Text segment:
________________________
In many parts of the world, the “night market” is a place to go to try interesting street foods. The places are usually packed with people all searching for amazing snacks and sweets. For Americans, perhaps the closest thing would be the midway at the county fair where you can get delicious fried and sweet treats. These photos, for example, show some of the midway at the Tunbridge World’s Fair in Vermont in 2008.
But depending on where you are it can look different. In Jaipur, at Masala Chowk it looks like this:
Here the stalls offer different specialities but the same theme: delicious.This one was making jalebis. Again, my North American friends will have to imagine funnel cakes but ten times more delicious – sticky and crunchy and sweet all at once.
In some markets, in parts of southeast Asia I’ve heard you can find more exotic things like insects on skewers.
The phenomenon came to Toronto some time ago. About ten years ago I went to my first one – it was a good distance outside of town in a suburb called Markham with a large Chinese population. Daegan and I went up there to see what we could see.
________________________
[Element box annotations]
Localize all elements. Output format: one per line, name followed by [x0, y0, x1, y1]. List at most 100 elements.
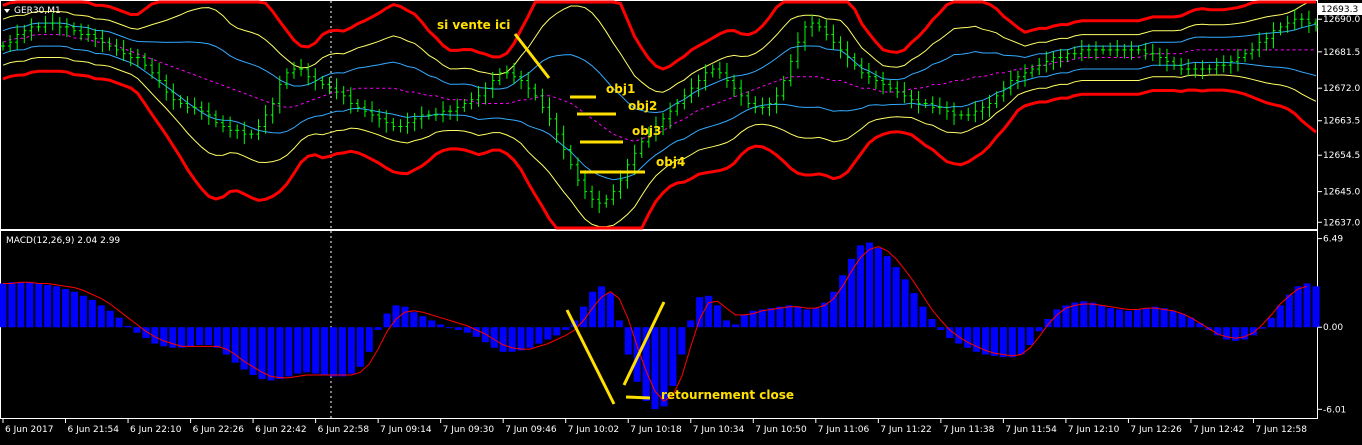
macd-histogram-bar [285, 327, 293, 377]
macd-histogram-bar [651, 327, 659, 410]
macd-histogram-bar [1312, 286, 1320, 328]
macd-histogram-bar [1115, 309, 1123, 328]
macd-histogram-bar [231, 327, 239, 363]
macd-histogram-bar [973, 327, 981, 352]
macd-histogram-bar [1160, 308, 1168, 328]
macd-histogram-bar [338, 327, 346, 377]
macd-histogram-bar [35, 283, 43, 328]
macd-histogram-bar [1285, 294, 1293, 328]
macd-histogram-bar [204, 327, 212, 345]
macd-histogram-bar [321, 327, 329, 375]
macd-histogram-bar [419, 316, 427, 328]
time-tick-label: 7 Jun 10:18 [630, 425, 682, 435]
macd-histogram-bar [776, 306, 784, 328]
macd-histogram-bar [705, 295, 713, 328]
macd-histogram-bar [687, 320, 695, 328]
macd-histogram-bar [329, 327, 337, 377]
macd-histogram-bar [79, 295, 87, 328]
price-tick-label: 12654.5 [1323, 151, 1360, 161]
macd-histogram-bar [794, 306, 802, 328]
macd-panel[interactable] [0, 242, 1320, 410]
time-tick-label: 7 Jun 12:10 [1068, 425, 1120, 435]
chevron-down-icon[interactable] [4, 9, 10, 13]
macd-histogram-bar [615, 320, 623, 328]
time-tick-label: 7 Jun 12:26 [1130, 425, 1182, 435]
macd-histogram-bar [731, 324, 739, 328]
macd-histogram-bar [937, 327, 945, 330]
macd-histogram-bar [517, 327, 525, 351]
trading-chart-window[interactable]: 12690.0 12681.5 12672.0 12663.5 12654.5 12645… [0, 0, 1362, 441]
macd-label: MACD(12,26,9) 2.04 2.99 [6, 236, 120, 246]
time-tick-label: 6 Jun 2017 [5, 425, 53, 435]
macd-histogram-bar [62, 289, 70, 328]
macd-histogram-bar [767, 308, 775, 328]
price-tick-label: 12637.0 [1323, 218, 1360, 228]
macd-histogram-bar [365, 327, 373, 352]
macd-histogram-bar [1178, 313, 1186, 328]
time-tick-label: 7 Jun 10:50 [755, 425, 807, 435]
macd-histogram-bar [562, 327, 570, 330]
macd-histogram-bar [740, 314, 748, 328]
time-tick-label: 7 Jun 09:46 [505, 425, 557, 435]
outer-band-upper [2, 0, 1316, 71]
macd-histogram-bar [428, 320, 436, 328]
macd-histogram-bar [1044, 319, 1052, 328]
macd-histogram-bar [964, 327, 972, 348]
macd-histogram-bar [187, 327, 195, 347]
macd-histogram-bar [1133, 309, 1141, 328]
macd-histogram-bar [8, 282, 16, 328]
macd-histogram-bar [106, 310, 114, 328]
macd-histogram-bar [356, 327, 364, 367]
macd-histogram-bar [606, 293, 614, 328]
macd-histogram-bar [88, 299, 96, 328]
annotation-sell-here: si vente ici [437, 18, 510, 32]
middle-band-lower [2, 57, 1317, 228]
macd-histogram-bar [213, 327, 221, 348]
macd-histogram-bar [1142, 308, 1150, 328]
chart-canvas[interactable]: 12690.0 12681.5 12672.0 12663.5 12654.5 12645… [0, 0, 1362, 441]
macd-histogram-bar [1053, 309, 1061, 328]
price-tick-label: 12690.0 [1323, 15, 1360, 25]
macd-tick-label: 6.49 [1323, 235, 1343, 245]
macd-histogram-bar [589, 291, 597, 328]
time-tick-label: 7 Jun 10:34 [693, 425, 745, 435]
macd-histogram-bar [267, 327, 275, 381]
macd-histogram-bar [347, 327, 355, 374]
macd-histogram-bar [124, 325, 132, 328]
macd-histogram-bar [17, 282, 25, 328]
macd-histogram-bar [830, 291, 838, 328]
time-tick-label: 7 Jun 11:38 [943, 425, 995, 435]
time-tick-label: 7 Jun 12:42 [1193, 425, 1244, 435]
macd-histogram-bar [812, 308, 820, 328]
price-panel[interactable] [1, 0, 1318, 230]
macd-histogram-bar [597, 286, 605, 328]
time-tick-label: 6 Jun 22:42 [255, 425, 306, 435]
macd-histogram-bar [410, 312, 418, 328]
time-tick-label: 6 Jun 22:58 [318, 425, 370, 435]
macd-tick-label: -6.01 [1323, 405, 1346, 415]
macd-histogram-bar [70, 291, 78, 328]
middle-band-upper [2, 1, 1316, 93]
current-price-label: 12693.3 [1321, 5, 1358, 15]
annotation-reversal-close: retournement close [661, 388, 794, 402]
macd-histogram-bar [1017, 327, 1025, 355]
macd-histogram-bar [1151, 306, 1159, 328]
macd-histogram-bar [839, 275, 847, 328]
macd-histogram-bar [401, 306, 409, 328]
macd-histogram-bar [946, 327, 954, 339]
macd-histogram-bar [758, 309, 766, 328]
macd-histogram-bar [1276, 305, 1284, 328]
macd-tick-label: 0.00 [1323, 323, 1343, 333]
sell-arrow-line [513, 33, 551, 79]
time-tick-label: 6 Jun 22:26 [193, 425, 245, 435]
annotation-obj4: obj4 [656, 155, 685, 169]
macd-histogram-bar [714, 305, 722, 328]
macd-histogram-bar [901, 279, 909, 328]
price-tick-label: 12672.0 [1323, 84, 1360, 94]
macd-histogram-bar [26, 282, 34, 328]
macd-histogram-bar [133, 327, 141, 333]
macd-histogram-bar [303, 327, 311, 373]
macd-histogram-bar [160, 327, 168, 347]
symbol-label: GER30,M1 [14, 6, 61, 16]
macd-histogram-bar [437, 324, 445, 328]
________________________
Aim 1: In the night market text, what is the name of the market in Jaipur?
Aim 2: Please write the next part of the night market text, continuing after its last sentence.

Exercise response 1: Masala Chowk.

Exercise response 2:
The first thing that hit me when I arrived was the smell. There was the smell of fried foods which was delicious – but then, when the wind was right, there was a really bad smell that made me think a little of garbage. I wasn’t even near the food stalls yet so I couldn’t figure out what it might be.
We started off simple with fish balls. They were good but not terribly flavourful.
One stall sold duck neck. I found it to be a lot of work to get a very small amount of food. Daegan, on the other hand, loved it to the point that he remembers it fondly to this day.
My favourite, hands down was the murtabak – a bread stuffed with curry similar to a Caribbean roti. The bread was delicious and the curry perfect.
We tried it with both available sauces: peanut and chilli garlic. I was a big fan of the chilli garlic, of course.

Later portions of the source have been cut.